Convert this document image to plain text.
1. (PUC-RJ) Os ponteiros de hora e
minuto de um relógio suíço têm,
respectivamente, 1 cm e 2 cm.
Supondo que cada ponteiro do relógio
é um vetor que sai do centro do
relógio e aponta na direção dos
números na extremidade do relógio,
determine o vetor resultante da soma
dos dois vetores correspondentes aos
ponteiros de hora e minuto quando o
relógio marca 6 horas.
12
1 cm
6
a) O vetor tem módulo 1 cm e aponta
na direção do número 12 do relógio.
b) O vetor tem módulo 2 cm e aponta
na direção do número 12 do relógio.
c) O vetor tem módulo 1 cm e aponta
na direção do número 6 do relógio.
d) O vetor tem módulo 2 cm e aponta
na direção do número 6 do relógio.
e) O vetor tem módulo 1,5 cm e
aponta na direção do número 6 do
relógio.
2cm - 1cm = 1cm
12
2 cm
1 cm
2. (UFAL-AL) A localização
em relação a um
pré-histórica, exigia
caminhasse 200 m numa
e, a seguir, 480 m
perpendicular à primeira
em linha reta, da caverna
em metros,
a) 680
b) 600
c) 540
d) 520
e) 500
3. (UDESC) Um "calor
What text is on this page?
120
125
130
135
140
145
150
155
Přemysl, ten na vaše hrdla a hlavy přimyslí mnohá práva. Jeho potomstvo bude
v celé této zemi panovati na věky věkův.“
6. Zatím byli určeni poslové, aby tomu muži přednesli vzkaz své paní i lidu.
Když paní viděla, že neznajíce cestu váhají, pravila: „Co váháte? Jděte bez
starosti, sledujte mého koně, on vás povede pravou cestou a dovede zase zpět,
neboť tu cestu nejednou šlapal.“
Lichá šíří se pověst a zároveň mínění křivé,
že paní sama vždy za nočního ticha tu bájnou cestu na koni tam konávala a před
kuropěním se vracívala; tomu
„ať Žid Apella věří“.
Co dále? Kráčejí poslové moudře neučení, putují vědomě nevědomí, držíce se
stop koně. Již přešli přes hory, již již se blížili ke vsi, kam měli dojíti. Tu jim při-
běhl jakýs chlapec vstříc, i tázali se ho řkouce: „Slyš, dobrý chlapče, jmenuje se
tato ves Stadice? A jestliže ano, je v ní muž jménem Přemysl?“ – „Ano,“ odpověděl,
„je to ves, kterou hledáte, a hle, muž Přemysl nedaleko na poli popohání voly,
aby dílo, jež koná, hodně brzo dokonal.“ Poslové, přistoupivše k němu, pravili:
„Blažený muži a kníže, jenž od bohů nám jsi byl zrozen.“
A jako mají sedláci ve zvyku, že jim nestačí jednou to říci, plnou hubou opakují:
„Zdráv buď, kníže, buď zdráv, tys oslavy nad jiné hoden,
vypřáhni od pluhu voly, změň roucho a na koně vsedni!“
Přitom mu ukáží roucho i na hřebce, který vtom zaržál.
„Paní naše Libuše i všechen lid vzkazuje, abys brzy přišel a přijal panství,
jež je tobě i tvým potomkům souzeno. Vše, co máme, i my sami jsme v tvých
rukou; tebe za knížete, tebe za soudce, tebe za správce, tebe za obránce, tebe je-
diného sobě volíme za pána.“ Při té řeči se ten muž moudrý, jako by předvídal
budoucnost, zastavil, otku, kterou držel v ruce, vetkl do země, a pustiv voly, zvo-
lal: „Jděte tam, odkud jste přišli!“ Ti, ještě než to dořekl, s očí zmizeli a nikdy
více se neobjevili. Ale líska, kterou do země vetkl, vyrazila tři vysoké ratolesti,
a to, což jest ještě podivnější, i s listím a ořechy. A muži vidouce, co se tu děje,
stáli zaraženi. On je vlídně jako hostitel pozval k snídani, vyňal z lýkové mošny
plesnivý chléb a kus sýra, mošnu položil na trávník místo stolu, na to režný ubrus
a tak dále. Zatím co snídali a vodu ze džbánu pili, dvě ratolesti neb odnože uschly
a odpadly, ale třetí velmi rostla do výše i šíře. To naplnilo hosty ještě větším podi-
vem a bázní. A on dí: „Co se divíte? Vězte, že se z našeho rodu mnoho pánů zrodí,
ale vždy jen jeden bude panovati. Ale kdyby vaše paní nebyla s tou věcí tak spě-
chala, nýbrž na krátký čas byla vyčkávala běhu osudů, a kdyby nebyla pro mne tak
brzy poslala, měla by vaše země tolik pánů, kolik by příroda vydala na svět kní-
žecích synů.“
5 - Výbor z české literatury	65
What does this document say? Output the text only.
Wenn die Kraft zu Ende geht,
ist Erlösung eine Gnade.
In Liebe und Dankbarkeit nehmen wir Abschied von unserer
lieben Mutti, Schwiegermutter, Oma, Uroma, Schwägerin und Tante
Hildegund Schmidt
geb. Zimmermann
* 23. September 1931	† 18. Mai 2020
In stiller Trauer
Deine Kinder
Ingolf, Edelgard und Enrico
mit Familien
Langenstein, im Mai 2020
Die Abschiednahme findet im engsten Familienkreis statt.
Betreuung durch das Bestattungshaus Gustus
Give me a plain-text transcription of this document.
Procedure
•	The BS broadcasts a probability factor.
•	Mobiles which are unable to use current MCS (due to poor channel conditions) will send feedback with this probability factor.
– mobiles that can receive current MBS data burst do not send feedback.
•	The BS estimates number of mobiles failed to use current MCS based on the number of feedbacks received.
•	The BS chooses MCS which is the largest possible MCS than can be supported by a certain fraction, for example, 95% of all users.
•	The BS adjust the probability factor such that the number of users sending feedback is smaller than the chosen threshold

* * * *

__TASK INSTRUCTIONS__
Copy each line of the data above without altering a single character.

__RESULT OF THIS EXERCISE__
Convert this document image to plain text.
1. (PUC-RJ) Os ponteiros de hora e
minuto de um relógio suíço têm,
respectivamente, 1 cm e 2 cm.
Supondo que cada ponteiro do relógio
é um vetor que sai do centro do
relógio e aponta na direção dos
números na extremidade do relógio,
determine o vetor resultante da soma
dos dois vetores correspondentes aos
ponteiros de hora e minuto quando o
relógio marca 6 horas.
12
1 cm
6
a) O vetor tem módulo 1 cm e aponta
na direção do número 12 do relógio.
b) O vetor tem módulo 2 cm e aponta
na direção do número 12 do relógio.
c) O vetor tem módulo 1 cm e aponta
na direção do número 6 do relógio.
d) O vetor tem módulo 2 cm e aponta
na direção do número 6 do relógio.
e) O vetor tem módulo 1,5 cm e
aponta na direção do número 6 do
relógio.
2cm - 1cm = 1cm
12
2 cm
1 cm
2. (UFAL-AL) A localização
em relação a um
pré-histórica, exigia
caminhasse 200 m numa
e, a seguir, 480 m
perpendicular à primeira
em linha reta, da caverna
em metros,
a) 680
b) 600
c) 540
d) 520
e) 500
3. (UDESC) Um "calor
What text is on this page?
120
125
130
135
140
145
150
155
Přemysl, ten na vaše hrdla a hlavy přimyslí mnohá práva. Jeho potomstvo bude
v celé této zemi panovati na věky věkův.“
6. Zatím byli určeni poslové, aby tomu muži přednesli vzkaz své paní i lidu.
Když paní viděla, že neznajíce cestu váhají, pravila: „Co váháte? Jděte bez
starosti, sledujte mého koně, on vás povede pravou cestou a dovede zase zpět,
neboť tu cestu nejednou šlapal.“
Lichá šíří se pověst a zároveň mínění křivé,
že paní sama vždy za nočního ticha tu bájnou cestu na koni tam konávala a před
kuropěním se vracívala; tomu
„ať Žid Apella věří“.
Co dále? Kráčejí poslové moudře neučení, putují vědomě nevědomí, držíce se
stop koně. Již přešli přes hory, již již se blížili ke vsi, kam měli dojíti. Tu jim při-
běhl jakýs chlapec vstříc, i tázali se ho řkouce: „Slyš, dobrý chlapče, jmenuje se
tato ves Stadice? A jestliže ano, je v ní muž jménem Přemysl?“ – „Ano,“ odpověděl,
„je to ves, kterou hledáte, a hle, muž Přemysl nedaleko na poli popohání voly,
aby dílo, jež koná, hodně brzo dokonal.“ Poslové, přistoupivše k němu, pravili:
„Blažený muži a kníže, jenž od bohů nám jsi byl zrozen.“
A jako mají sedláci ve zvyku, že jim nestačí jednou to říci, plnou hubou opakují:
„Zdráv buď, kníže, buď zdráv, tys oslavy nad jiné hoden,
vypřáhni od pluhu voly, změň roucho a na koně vsedni!“
Přitom mu ukáží roucho i na hřebce, který vtom zaržál.
„Paní naše Libuše i všechen lid vzkazuje, abys brzy přišel a přijal panství,
jež je tobě i tvým potomkům souzeno. Vše, co máme, i my sami jsme v tvých
rukou; tebe za knížete, tebe za soudce, tebe za správce, tebe za obránce, tebe je-
diného sobě volíme za pána.“ Při té řeči se ten muž moudrý, jako by předvídal
budoucnost, zastavil, otku, kterou držel v ruce, vetkl do země, a pustiv voly, zvo-
lal: „Jděte tam, odkud jste přišli!“ Ti, ještě než to dořekl, s očí zmizeli a nikdy
více se neobjevili. Ale líska, kterou do země vetkl, vyrazila tři vysoké ratolesti,
a to, což jest ještě podivnější, i s listím a ořechy. A muži vidouce, co se tu děje,
stáli zaraženi. On je vlídně jako hostitel pozval k snídani, vyňal z lýkové mošny
plesnivý chléb a kus sýra, mošnu položil na trávník místo stolu, na to režný ubrus
a tak dále. Zatím co snídali a vodu ze džbánu pili, dvě ratolesti neb odnože uschly
a odpadly, ale třetí velmi rostla do výše i šíře. To naplnilo hosty ještě větším podi-
vem a bázní. A on dí: „Co se divíte? Vězte, že se z našeho rodu mnoho pánů zrodí,
ale vždy jen jeden bude panovati. Ale kdyby vaše paní nebyla s tou věcí tak spě-
chala, nýbrž na krátký čas byla vyčkávala běhu osudů, a kdyby nebyla pro mne tak
brzy poslala, měla by vaše země tolik pánů, kolik by příroda vydala na svět kní-
žecích synů.“
5 - Výbor z české literatury	65
What does this document say? Output the text only.
Wenn die Kraft zu Ende geht,
ist Erlösung eine Gnade.
In Liebe und Dankbarkeit nehmen wir Abschied von unserer
lieben Mutti, Schwiegermutter, Oma, Uroma, Schwägerin und Tante
Hildegund Schmidt
geb. Zimmermann
* 23. September 1931	† 18. Mai 2020
In stiller Trauer
Deine Kinder
Ingolf, Edelgard und Enrico
mit Familien
Langenstein, im Mai 2020
Die Abschiednahme findet im engsten Familienkreis statt.
Betreuung durch das Bestattungshaus Gustus
Give me a plain-text transcription of this document.
Procedure
•	The BS broadcasts a probability factor.
•	Mobiles which are unable to use current MCS (due to poor channel conditions) will send feedback with this probability factor.
– mobiles that can receive current MBS data burst do not send feedback.
•	The BS estimates number of mobiles failed to use current MCS based on the number of feedbacks received.
•	The BS chooses MCS which is the largest possible MCS than can be supported by a certain fraction, for example, 95% of all users.
•	The BS adjust the probability factor such that the number of users sending feedback is smaller than the chosen threshold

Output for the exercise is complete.